-- Provided records start --

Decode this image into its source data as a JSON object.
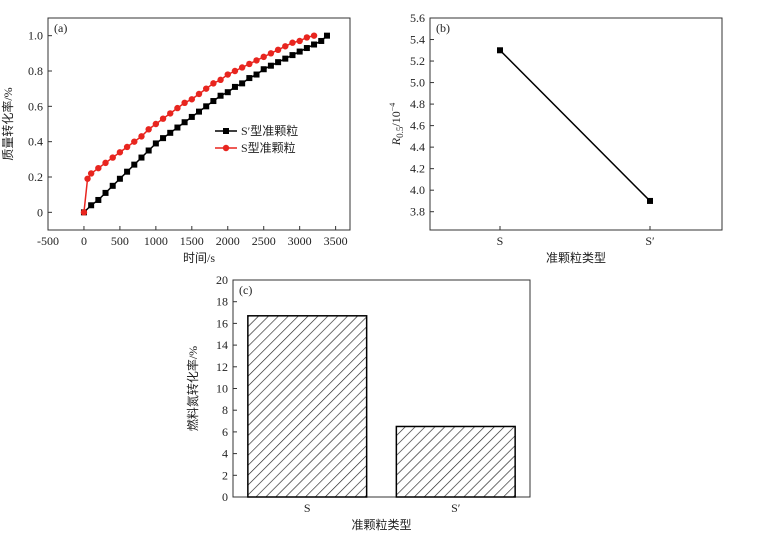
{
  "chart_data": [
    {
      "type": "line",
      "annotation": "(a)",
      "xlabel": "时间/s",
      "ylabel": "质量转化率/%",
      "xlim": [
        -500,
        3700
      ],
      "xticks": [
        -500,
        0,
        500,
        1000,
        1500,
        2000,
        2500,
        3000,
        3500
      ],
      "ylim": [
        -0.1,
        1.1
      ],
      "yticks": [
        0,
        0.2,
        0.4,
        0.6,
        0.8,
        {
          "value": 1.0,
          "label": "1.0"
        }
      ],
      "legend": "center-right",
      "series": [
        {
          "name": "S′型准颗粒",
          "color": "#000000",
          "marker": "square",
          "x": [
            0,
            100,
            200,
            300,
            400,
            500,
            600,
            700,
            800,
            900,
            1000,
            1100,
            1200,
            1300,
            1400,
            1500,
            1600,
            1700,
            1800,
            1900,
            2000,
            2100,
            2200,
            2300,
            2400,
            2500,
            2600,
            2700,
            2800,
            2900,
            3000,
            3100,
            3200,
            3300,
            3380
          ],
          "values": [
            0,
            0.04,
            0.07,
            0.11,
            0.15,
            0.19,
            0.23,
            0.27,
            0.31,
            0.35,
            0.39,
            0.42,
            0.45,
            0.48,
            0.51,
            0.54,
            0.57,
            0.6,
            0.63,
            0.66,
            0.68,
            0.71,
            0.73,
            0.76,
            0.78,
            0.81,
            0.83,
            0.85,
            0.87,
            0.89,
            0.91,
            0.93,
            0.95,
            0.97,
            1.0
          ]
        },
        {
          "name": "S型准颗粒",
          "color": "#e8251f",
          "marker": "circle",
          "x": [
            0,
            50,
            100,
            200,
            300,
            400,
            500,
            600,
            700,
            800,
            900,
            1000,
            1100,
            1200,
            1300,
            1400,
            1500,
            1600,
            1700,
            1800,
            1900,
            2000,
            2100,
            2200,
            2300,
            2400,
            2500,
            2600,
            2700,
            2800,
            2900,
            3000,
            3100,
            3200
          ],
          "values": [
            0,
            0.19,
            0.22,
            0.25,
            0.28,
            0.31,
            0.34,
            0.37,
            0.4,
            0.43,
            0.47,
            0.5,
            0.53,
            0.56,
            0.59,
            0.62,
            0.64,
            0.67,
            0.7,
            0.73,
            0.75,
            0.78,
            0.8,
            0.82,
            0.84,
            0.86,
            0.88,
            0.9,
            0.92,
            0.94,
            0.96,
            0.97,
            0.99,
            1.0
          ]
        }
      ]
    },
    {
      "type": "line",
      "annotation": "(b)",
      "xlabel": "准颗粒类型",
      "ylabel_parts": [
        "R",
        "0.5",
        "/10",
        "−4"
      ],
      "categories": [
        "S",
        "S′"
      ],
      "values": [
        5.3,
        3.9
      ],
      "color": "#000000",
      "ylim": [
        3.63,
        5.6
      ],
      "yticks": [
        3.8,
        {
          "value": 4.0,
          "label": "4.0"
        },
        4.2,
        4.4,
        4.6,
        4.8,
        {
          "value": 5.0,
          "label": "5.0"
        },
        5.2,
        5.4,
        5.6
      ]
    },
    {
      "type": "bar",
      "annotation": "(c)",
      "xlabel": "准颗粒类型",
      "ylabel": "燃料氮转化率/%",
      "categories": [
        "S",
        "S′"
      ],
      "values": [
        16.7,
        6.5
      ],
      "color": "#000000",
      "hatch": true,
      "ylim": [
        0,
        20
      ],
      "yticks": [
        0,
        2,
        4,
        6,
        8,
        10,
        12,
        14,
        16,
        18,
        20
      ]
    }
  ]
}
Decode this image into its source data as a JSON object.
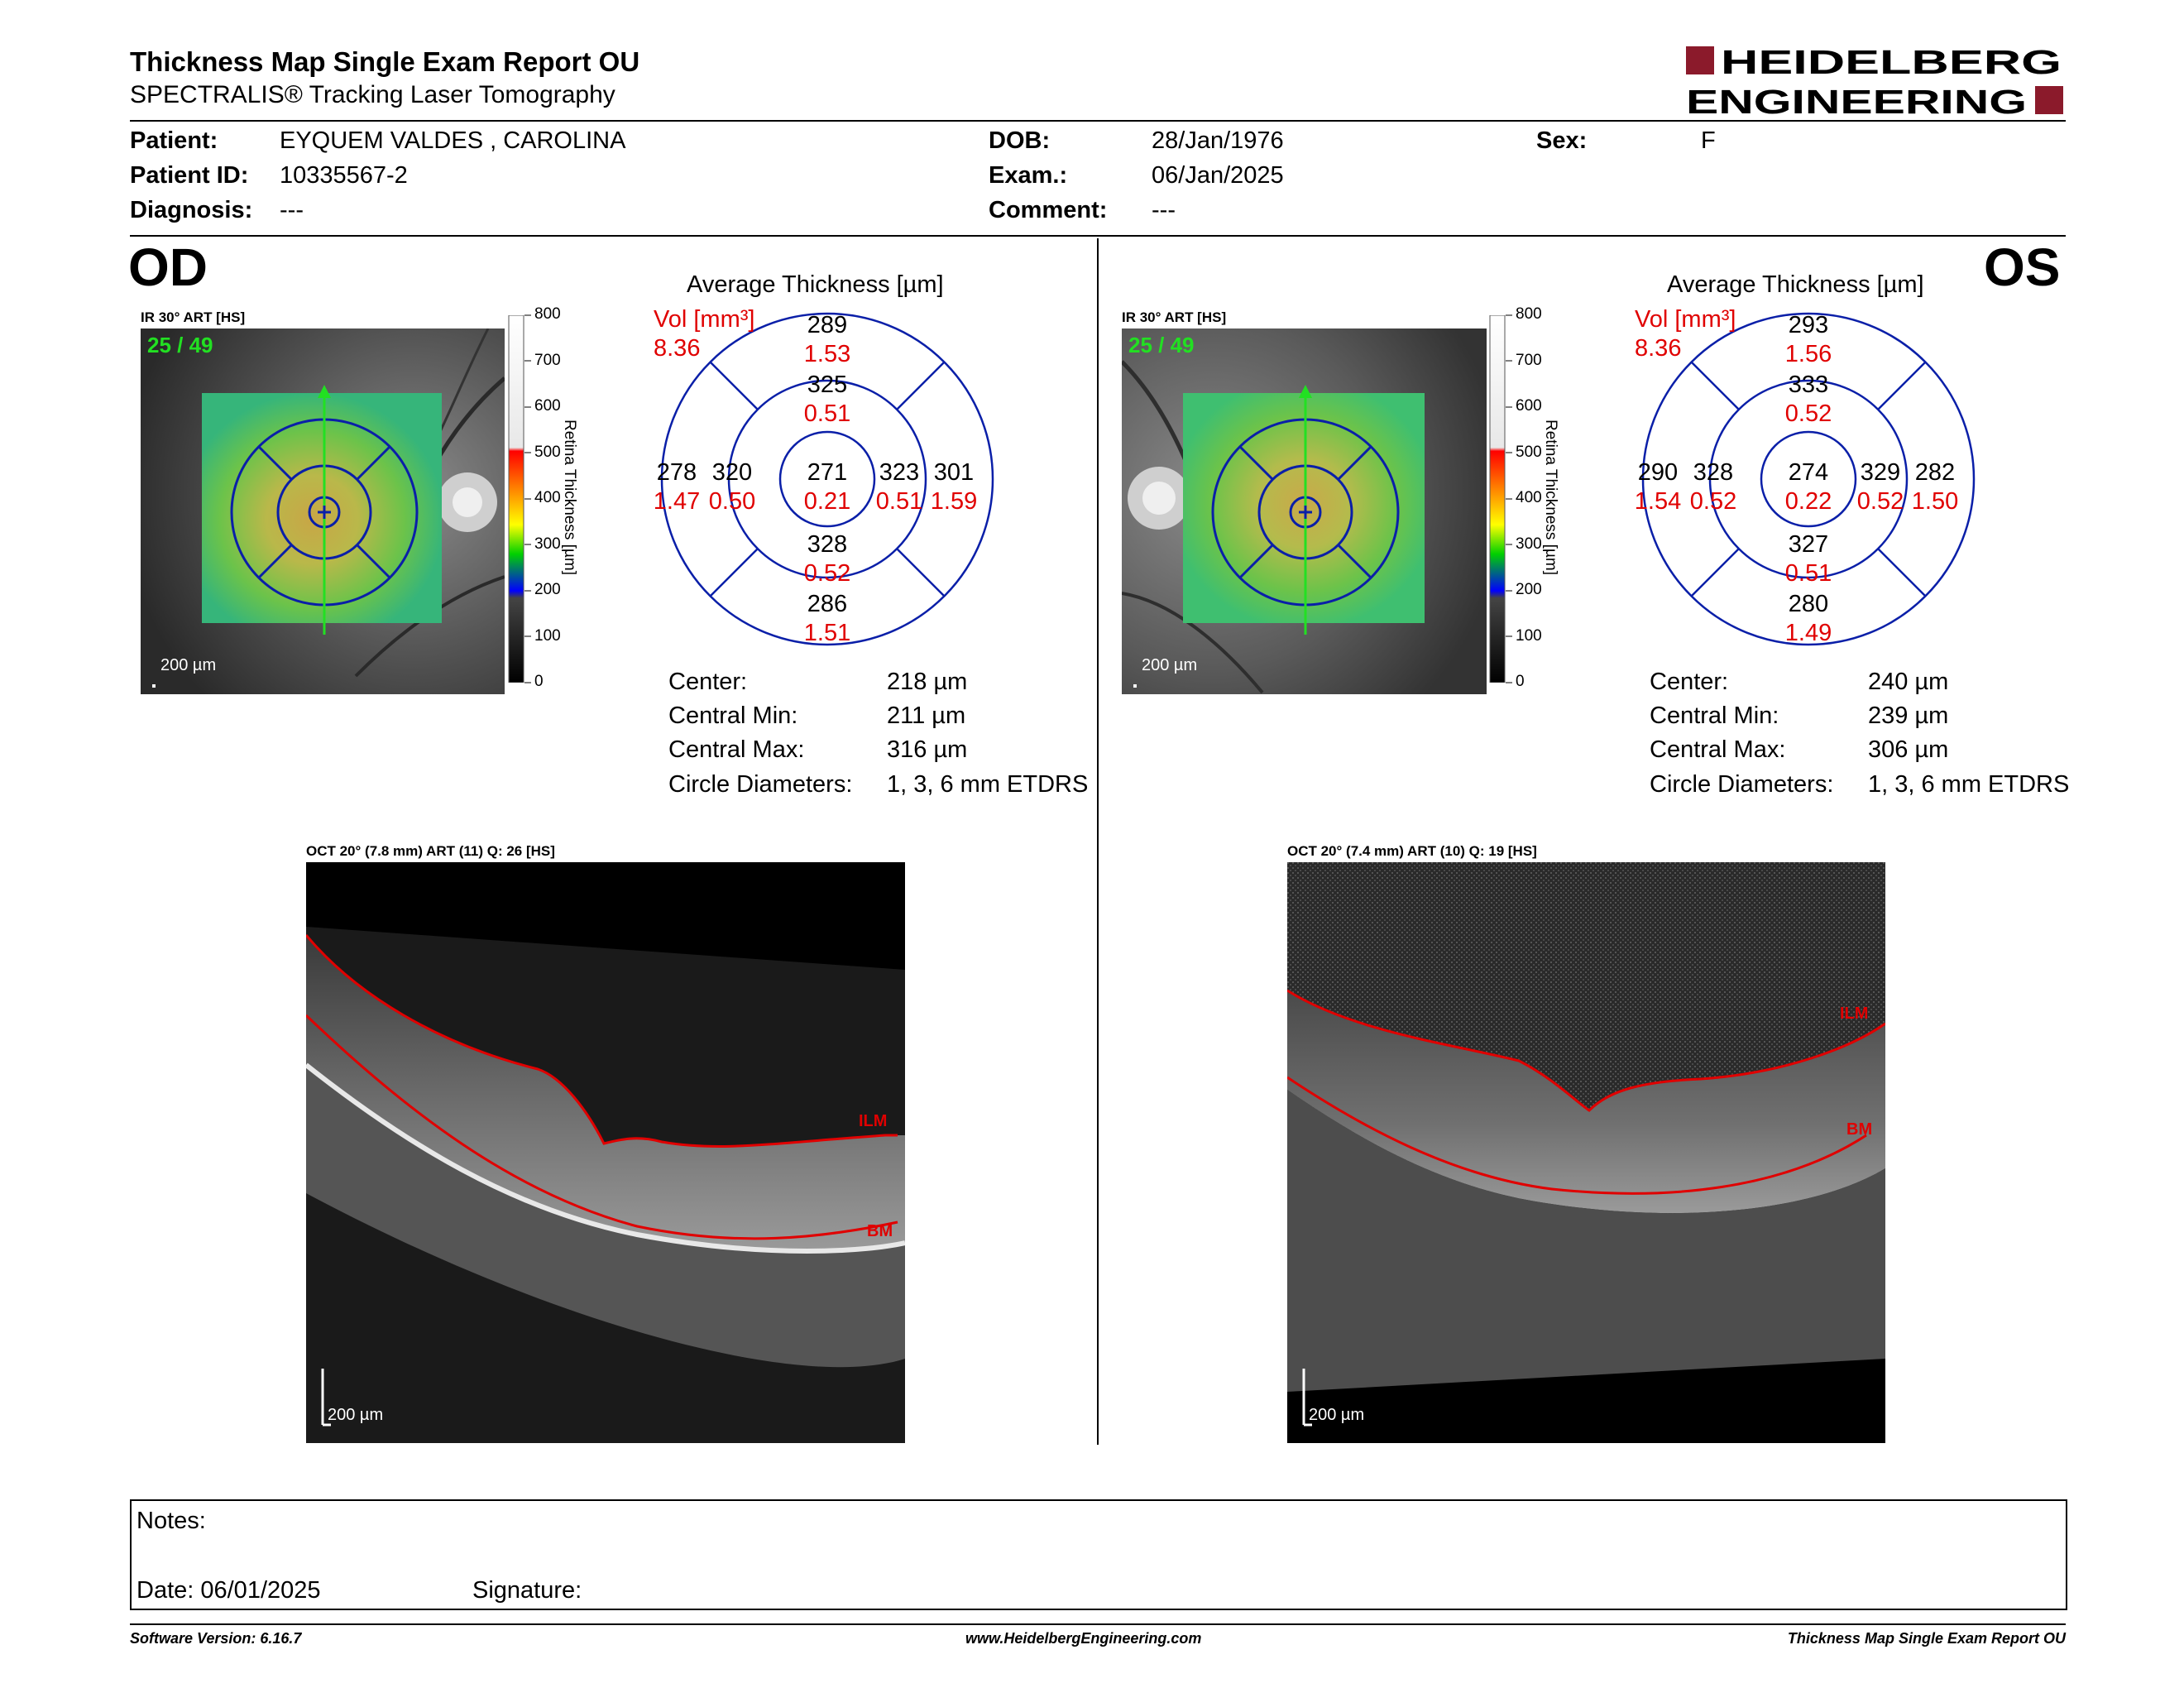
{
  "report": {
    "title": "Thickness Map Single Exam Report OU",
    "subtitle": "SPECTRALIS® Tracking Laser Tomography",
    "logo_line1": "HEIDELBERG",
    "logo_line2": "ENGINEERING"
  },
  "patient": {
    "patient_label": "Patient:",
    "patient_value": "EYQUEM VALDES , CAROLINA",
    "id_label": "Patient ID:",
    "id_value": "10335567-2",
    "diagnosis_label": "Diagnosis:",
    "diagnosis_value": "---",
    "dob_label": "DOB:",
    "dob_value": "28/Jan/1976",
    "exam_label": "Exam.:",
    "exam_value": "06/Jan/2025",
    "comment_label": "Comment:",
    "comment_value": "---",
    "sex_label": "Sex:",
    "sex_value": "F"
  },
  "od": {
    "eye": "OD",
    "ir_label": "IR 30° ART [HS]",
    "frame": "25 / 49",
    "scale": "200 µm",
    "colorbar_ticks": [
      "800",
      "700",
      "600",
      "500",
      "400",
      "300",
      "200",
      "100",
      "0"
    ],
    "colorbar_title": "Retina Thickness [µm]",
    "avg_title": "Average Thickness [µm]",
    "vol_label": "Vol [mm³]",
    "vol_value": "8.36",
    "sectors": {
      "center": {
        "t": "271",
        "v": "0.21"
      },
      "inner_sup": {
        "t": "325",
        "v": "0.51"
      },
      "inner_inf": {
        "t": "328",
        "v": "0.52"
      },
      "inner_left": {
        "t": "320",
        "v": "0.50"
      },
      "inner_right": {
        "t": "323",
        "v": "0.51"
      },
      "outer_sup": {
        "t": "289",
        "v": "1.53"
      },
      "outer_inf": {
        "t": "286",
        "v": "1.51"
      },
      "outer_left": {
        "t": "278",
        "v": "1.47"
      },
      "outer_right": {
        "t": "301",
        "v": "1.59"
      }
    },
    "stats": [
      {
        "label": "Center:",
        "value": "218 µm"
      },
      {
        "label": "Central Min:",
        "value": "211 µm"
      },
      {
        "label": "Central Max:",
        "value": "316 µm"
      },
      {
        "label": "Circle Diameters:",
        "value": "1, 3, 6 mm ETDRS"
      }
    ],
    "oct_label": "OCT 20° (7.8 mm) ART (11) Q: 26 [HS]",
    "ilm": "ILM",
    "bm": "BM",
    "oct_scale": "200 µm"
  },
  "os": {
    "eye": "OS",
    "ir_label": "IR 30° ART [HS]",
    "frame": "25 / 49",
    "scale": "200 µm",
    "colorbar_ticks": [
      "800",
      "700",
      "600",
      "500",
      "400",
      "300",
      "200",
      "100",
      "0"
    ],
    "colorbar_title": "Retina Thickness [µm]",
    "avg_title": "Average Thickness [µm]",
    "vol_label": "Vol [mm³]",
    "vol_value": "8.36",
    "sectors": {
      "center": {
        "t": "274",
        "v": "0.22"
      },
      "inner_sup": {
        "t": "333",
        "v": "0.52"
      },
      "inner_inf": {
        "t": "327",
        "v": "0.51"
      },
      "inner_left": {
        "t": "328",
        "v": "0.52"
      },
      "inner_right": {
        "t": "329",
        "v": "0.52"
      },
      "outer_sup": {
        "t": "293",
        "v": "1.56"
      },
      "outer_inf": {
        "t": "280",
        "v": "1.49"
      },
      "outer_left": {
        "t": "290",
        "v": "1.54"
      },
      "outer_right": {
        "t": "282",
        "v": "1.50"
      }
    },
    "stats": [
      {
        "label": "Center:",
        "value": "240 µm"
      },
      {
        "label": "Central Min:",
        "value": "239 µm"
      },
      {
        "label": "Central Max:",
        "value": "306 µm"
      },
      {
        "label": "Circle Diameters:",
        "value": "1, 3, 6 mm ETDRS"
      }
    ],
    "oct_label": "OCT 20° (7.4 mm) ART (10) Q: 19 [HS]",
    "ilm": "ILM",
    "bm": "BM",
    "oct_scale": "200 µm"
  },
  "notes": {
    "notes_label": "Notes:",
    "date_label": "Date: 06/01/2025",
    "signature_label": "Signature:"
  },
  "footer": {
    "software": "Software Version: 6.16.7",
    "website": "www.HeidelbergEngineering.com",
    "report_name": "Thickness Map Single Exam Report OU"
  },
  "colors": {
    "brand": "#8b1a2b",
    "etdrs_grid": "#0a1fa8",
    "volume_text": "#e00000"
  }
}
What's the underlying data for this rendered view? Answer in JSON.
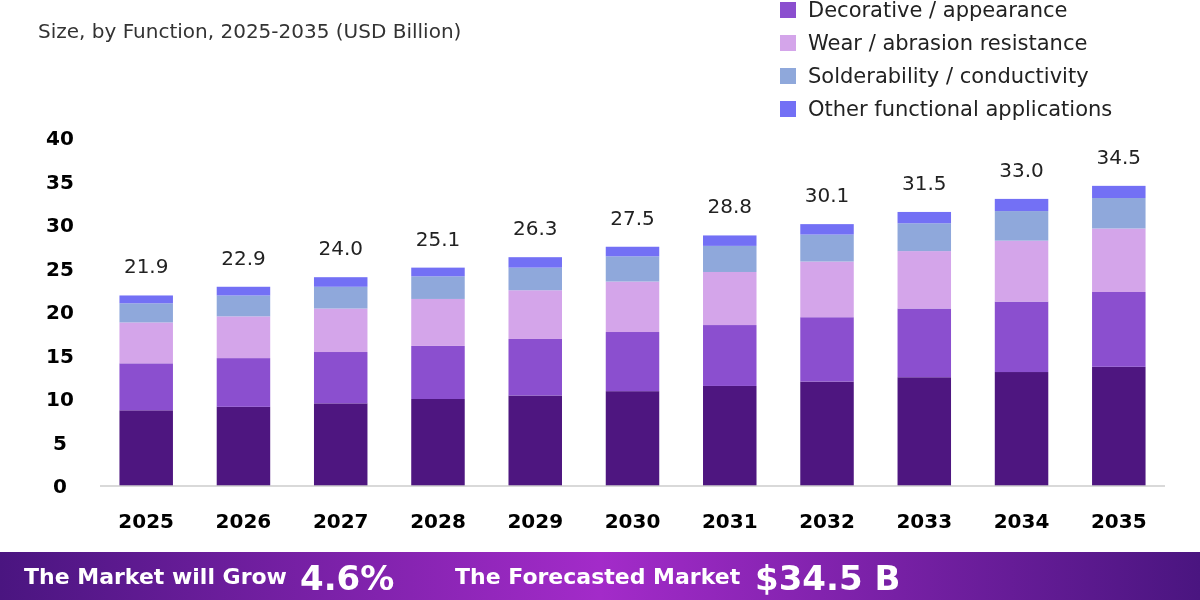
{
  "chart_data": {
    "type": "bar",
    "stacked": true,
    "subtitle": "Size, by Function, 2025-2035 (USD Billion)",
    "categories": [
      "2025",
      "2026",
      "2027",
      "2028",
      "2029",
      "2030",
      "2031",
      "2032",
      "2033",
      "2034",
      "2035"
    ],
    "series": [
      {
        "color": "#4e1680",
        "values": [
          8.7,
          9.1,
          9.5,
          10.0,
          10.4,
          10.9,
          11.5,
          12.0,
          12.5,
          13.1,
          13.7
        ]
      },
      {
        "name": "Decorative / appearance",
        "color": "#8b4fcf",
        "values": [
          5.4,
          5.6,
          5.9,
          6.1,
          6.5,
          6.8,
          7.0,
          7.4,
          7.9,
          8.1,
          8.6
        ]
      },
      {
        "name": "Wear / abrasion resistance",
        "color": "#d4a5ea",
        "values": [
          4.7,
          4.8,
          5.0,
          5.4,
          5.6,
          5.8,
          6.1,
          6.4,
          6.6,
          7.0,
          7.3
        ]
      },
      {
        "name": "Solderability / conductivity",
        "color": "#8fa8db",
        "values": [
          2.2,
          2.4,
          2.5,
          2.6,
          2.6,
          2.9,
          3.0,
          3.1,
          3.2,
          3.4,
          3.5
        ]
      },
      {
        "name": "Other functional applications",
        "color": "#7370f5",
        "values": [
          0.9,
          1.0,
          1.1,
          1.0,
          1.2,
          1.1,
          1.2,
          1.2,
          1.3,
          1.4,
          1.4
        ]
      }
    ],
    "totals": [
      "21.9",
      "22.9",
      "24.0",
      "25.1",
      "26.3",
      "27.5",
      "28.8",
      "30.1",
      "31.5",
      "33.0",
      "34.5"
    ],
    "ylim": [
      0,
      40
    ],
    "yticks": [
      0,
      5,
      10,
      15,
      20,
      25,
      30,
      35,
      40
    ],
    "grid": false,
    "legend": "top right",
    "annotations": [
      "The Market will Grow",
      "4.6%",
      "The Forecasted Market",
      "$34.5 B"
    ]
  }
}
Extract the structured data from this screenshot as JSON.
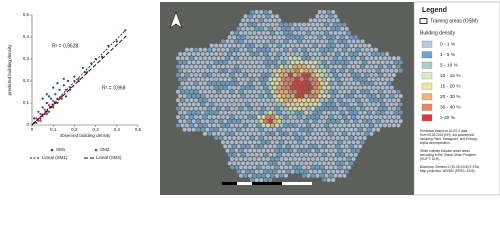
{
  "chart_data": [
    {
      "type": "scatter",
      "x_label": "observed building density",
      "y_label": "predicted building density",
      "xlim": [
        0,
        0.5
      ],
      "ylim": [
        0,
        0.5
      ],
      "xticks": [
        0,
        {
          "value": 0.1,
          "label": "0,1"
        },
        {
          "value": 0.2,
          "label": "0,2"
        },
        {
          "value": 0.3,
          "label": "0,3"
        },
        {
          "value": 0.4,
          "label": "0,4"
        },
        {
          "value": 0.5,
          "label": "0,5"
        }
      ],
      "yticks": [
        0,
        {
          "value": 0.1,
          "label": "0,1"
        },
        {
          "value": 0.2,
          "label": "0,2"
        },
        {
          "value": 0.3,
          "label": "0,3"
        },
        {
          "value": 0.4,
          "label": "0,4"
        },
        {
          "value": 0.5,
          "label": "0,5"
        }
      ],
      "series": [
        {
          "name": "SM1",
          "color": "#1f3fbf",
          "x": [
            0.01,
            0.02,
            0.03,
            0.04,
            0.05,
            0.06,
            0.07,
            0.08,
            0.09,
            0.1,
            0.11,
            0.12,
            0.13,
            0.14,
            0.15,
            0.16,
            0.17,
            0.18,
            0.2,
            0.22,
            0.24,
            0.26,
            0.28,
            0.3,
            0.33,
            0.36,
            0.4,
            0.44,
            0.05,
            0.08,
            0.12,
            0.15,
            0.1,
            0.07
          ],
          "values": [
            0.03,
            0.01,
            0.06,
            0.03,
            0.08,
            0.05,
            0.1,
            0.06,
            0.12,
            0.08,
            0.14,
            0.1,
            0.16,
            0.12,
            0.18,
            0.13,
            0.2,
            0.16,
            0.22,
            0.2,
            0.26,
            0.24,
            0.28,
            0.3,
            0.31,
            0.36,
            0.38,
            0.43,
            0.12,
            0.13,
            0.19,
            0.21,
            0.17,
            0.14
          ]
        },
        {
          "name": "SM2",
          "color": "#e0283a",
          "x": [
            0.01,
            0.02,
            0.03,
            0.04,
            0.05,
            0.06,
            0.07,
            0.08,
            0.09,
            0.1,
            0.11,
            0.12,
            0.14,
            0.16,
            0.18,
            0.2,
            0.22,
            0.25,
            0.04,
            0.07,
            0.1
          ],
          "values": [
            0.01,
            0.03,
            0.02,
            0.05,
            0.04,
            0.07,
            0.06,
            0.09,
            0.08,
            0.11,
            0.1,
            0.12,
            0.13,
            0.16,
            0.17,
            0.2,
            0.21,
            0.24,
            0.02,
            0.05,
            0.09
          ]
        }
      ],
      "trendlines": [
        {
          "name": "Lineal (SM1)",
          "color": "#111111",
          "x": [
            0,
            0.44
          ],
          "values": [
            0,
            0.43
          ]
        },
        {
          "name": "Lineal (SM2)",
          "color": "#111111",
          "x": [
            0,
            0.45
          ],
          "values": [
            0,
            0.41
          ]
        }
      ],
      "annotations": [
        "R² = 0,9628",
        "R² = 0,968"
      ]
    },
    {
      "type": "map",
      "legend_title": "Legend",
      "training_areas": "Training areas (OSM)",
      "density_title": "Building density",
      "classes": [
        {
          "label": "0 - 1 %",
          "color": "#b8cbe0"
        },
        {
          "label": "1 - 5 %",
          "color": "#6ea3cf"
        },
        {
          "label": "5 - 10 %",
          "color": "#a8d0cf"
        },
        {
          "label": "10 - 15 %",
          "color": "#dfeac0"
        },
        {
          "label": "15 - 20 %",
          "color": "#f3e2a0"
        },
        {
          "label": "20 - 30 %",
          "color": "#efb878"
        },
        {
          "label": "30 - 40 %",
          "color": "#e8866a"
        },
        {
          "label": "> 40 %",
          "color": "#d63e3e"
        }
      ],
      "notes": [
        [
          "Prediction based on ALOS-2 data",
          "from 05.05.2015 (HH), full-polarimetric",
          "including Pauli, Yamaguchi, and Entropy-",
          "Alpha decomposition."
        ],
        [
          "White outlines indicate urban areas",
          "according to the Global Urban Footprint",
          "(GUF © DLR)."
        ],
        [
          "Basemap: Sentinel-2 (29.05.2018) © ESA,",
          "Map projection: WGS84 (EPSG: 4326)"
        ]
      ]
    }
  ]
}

-- Provided records end --

_Problem to work on_. Using the records above, find and show each line with the string "this".

_Exercise output_.
Decode this image into its source data as a JSON object.
Decode this image into its source data as a JSON object.
What's the underlying data for this rendered view? Answer in JSON.
Extract the structured data from this screenshot as JSON.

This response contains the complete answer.